## Figure dataset records
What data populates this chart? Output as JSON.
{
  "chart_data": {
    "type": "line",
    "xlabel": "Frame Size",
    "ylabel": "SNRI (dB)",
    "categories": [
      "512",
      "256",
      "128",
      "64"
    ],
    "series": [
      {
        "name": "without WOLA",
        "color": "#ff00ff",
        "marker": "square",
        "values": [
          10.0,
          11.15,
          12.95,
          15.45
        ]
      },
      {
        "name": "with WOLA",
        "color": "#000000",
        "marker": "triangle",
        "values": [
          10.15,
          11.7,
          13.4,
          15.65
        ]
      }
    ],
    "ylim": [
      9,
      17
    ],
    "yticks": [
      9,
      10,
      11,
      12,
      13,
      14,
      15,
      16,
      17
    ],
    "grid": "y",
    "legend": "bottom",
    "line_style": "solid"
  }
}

## INSTRUCTIONS FOR THE TASK
Transcribe the material exactly as it reads.

## ANSWER FOR THE TASK
What data populates this chart? Output as JSON.
{
  "chart_data": {
    "type": "line",
    "xlabel": "Frame Size",
    "ylabel": "SNRI (dB)",
    "categories": [
      "512",
      "256",
      "128",
      "64"
    ],
    "series": [
      {
        "name": "without WOLA",
        "color": "#ff00ff",
        "marker": "square",
        "values": [
          10.0,
          11.15,
          12.95,
          15.45
        ]
      },
      {
        "name": "with WOLA",
        "color": "#000000",
        "marker": "triangle",
        "values": [
          10.15,
          11.7,
          13.4,
          15.65
        ]
      }
    ],
    "ylim": [
      9,
      17
    ],
    "yticks": [
      9,
      10,
      11,
      12,
      13,
      14,
      15,
      16,
      17
    ],
    "grid": "y",
    "legend": "bottom",
    "line_style": "solid"
  }
}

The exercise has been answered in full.